◆ **EXERCISE DESCRIPTION**
Your job is to retype all of the data word for word, leaving every image out.

* * *

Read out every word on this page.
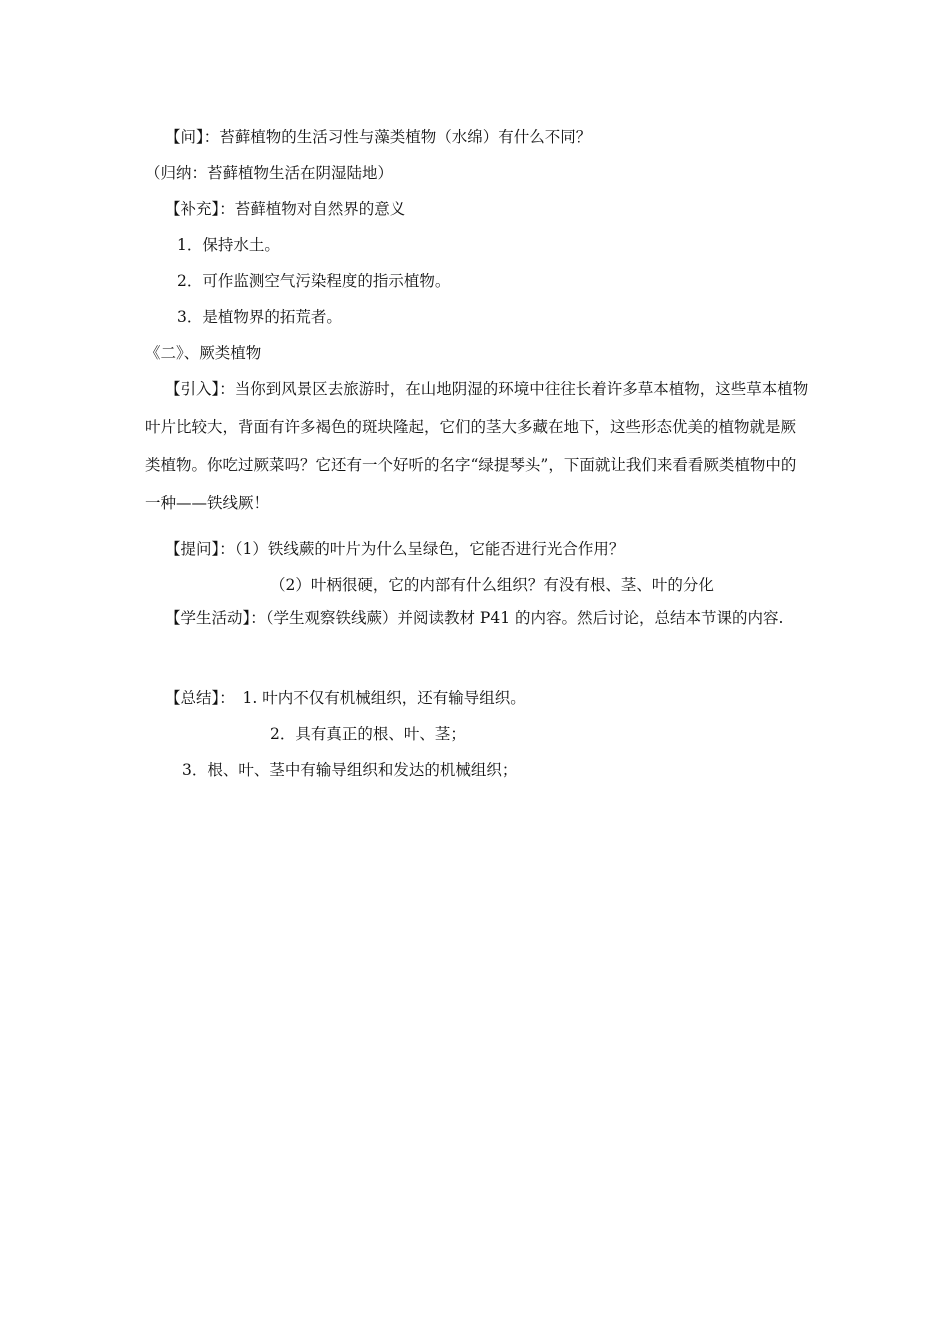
【问】：苔藓植物的生活习性与藻类植物（水绵）有什么不同？
（归纳：苔藓植物生活在阴湿陆地）
【补充】：苔藓植物对自然界的意义
1．保持水土。
2．可作监测空气污染程度的指示植物。
3．是植物界的拓荒者。
《二》、厥类植物
【引入】：当你到风景区去旅游时，在山地阴湿的环境中往往长着许多草本植物，这些草本植物叶片比较大，背面有许多褐色的斑块隆起，它们的茎大多藏在地下，这些形态优美的植物就是厥类植物。你吃过厥菜吗？它还有一个好听的名字“绿提琴头”，下面就让我们来看看厥类植物中的一种——铁线厥！
【提问】：（1）铁线蕨的叶片为什么呈绿色，它能否进行光合作用？
（2）叶柄很硬，它的内部有什么组织？有没有根、茎、叶的分化
【学生活动】：（学生观察铁线蕨）并阅读教材 P41 的内容。然后讨论，总结本节课的内容.
【总结】：　1. 叶内不仅有机械组织，还有输导组织。
2．具有真正的根、叶、茎；
3．根、叶、茎中有输导组织和发达的机械组织；
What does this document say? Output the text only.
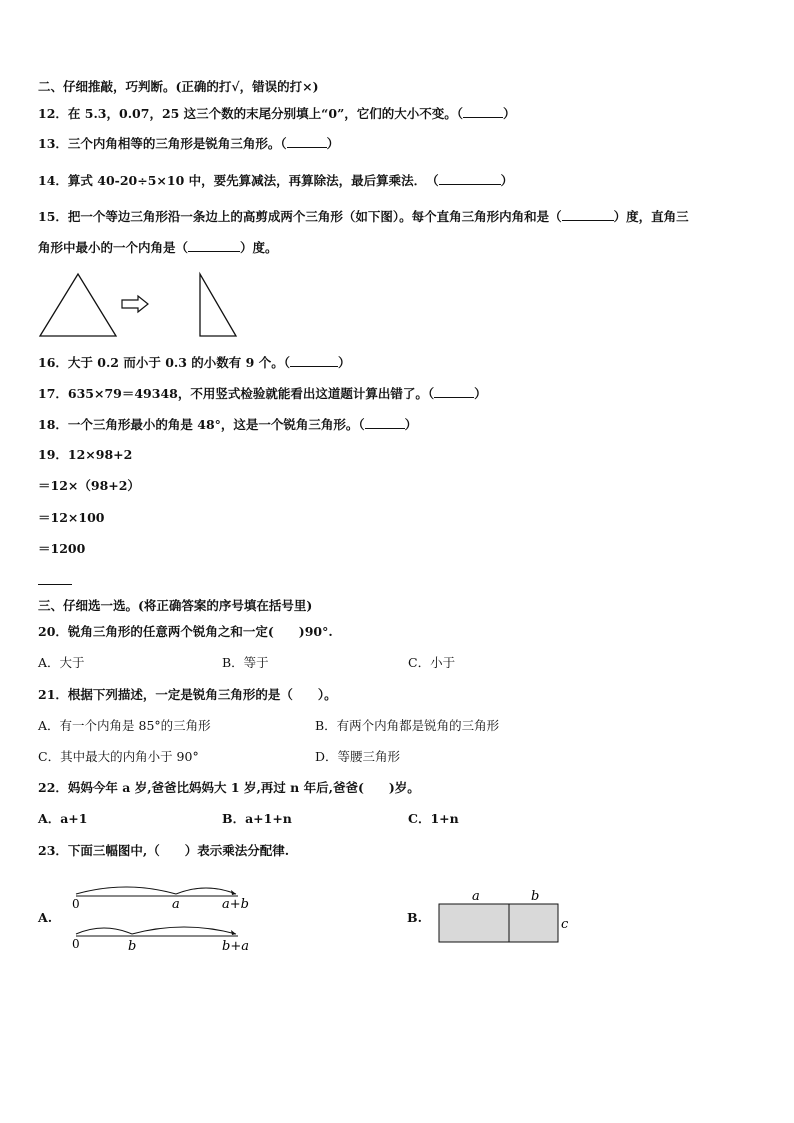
二、仔细推敲，巧判断。(正确的打√，错误的打×)
12．在 5.3，0.07，25 这三个数的末尾分别填上“0”，它们的大小不变。（	）
13．三个内角相等的三角形是锐角三角形。（	）
14．算式 40-20÷5×10 中，要先算减法，再算除法，最后算乘法．　（	）
15．把一个等边三角形沿一条边上的高剪成两个三角形（如下图）。每个直角三角形内角和是（	）度，直角三
角形中最小的一个内角是（	）度。
16．大于 0.2 而小于 0.3 的小数有 9 个。（	）
17．635×79＝49348，不用竖式检验就能看出这道题计算出错了。（	）
18．一个三角形最小的角是 48°，这是一个锐角三角形。（	）
19．12×98+2
＝12×（98+2）
＝12×100
＝1200
三、仔细选一选。(将正确答案的序号填在括号里)
20．锐角三角形的任意两个锐角之和一定(　　)90°.
A．大于	B．等于	C．小于
21．根据下列描述，一定是锐角三角形的是（　　）。
A．有一个内角是 85°的三角形	B．有两个内角都是锐角的三角形
C．其中最大的内角小于 90°	D．等腰三角形
22．妈妈今年 a 岁,爸爸比妈妈大 1 岁,再过 n 年后,爸爸(　　)岁。
A．a+1	B．a+1+n	C．1+n
23．下面三幅图中,（　　）表示乘法分配律.
A.
0	a	a+b
0	b	b+a
B.
a	b
c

* * *

◆ **RESPONSE TO THIS EXERCISE**
Read out every word on this page.
【问】：苔藓植物的生活习性与藻类植物（水绵）有什么不同？
（归纳：苔藓植物生活在阴湿陆地）
【补充】：苔藓植物对自然界的意义
1．保持水土。
2．可作监测空气污染程度的指示植物。
3．是植物界的拓荒者。
《二》、厥类植物
【引入】：当你到风景区去旅游时，在山地阴湿的环境中往往长着许多草本植物，这些草本植物叶片比较大，背面有许多褐色的斑块隆起，它们的茎大多藏在地下，这些形态优美的植物就是厥类植物。你吃过厥菜吗？它还有一个好听的名字“绿提琴头”，下面就让我们来看看厥类植物中的一种——铁线厥！
【提问】：（1）铁线蕨的叶片为什么呈绿色，它能否进行光合作用？
（2）叶柄很硬，它的内部有什么组织？有没有根、茎、叶的分化
【学生活动】：（学生观察铁线蕨）并阅读教材 P41 的内容。然后讨论，总结本节课的内容.
【总结】：　1. 叶内不仅有机械组织，还有输导组织。
2．具有真正的根、叶、茎；
3．根、叶、茎中有输导组织和发达的机械组织；
What does this document say? Output the text only.
二、仔细推敲，巧判断。(正确的打√，错误的打×)
12．在 5.3，0.07，25 这三个数的末尾分别填上“0”，它们的大小不变。（	）
13．三个内角相等的三角形是锐角三角形。（	）
14．算式 40-20÷5×10 中，要先算减法，再算除法，最后算乘法．　（	）
15．把一个等边三角形沿一条边上的高剪成两个三角形（如下图）。每个直角三角形内角和是（	）度，直角三
角形中最小的一个内角是（	）度。
16．大于 0.2 而小于 0.3 的小数有 9 个。（	）
17．635×79＝49348，不用竖式检验就能看出这道题计算出错了。（	）
18．一个三角形最小的角是 48°，这是一个锐角三角形。（	）
19．12×98+2
＝12×（98+2）
＝12×100
＝1200
三、仔细选一选。(将正确答案的序号填在括号里)
20．锐角三角形的任意两个锐角之和一定(　　)90°.
A．大于	B．等于	C．小于
21．根据下列描述，一定是锐角三角形的是（　　）。
A．有一个内角是 85°的三角形	B．有两个内角都是锐角的三角形
C．其中最大的内角小于 90°	D．等腰三角形
22．妈妈今年 a 岁,爸爸比妈妈大 1 岁,再过 n 年后,爸爸(　　)岁。
A．a+1	B．a+1+n	C．1+n
23．下面三幅图中,（　　）表示乘法分配律.
A.
0	a	a+b
0	b	b+a
B.
a	b
c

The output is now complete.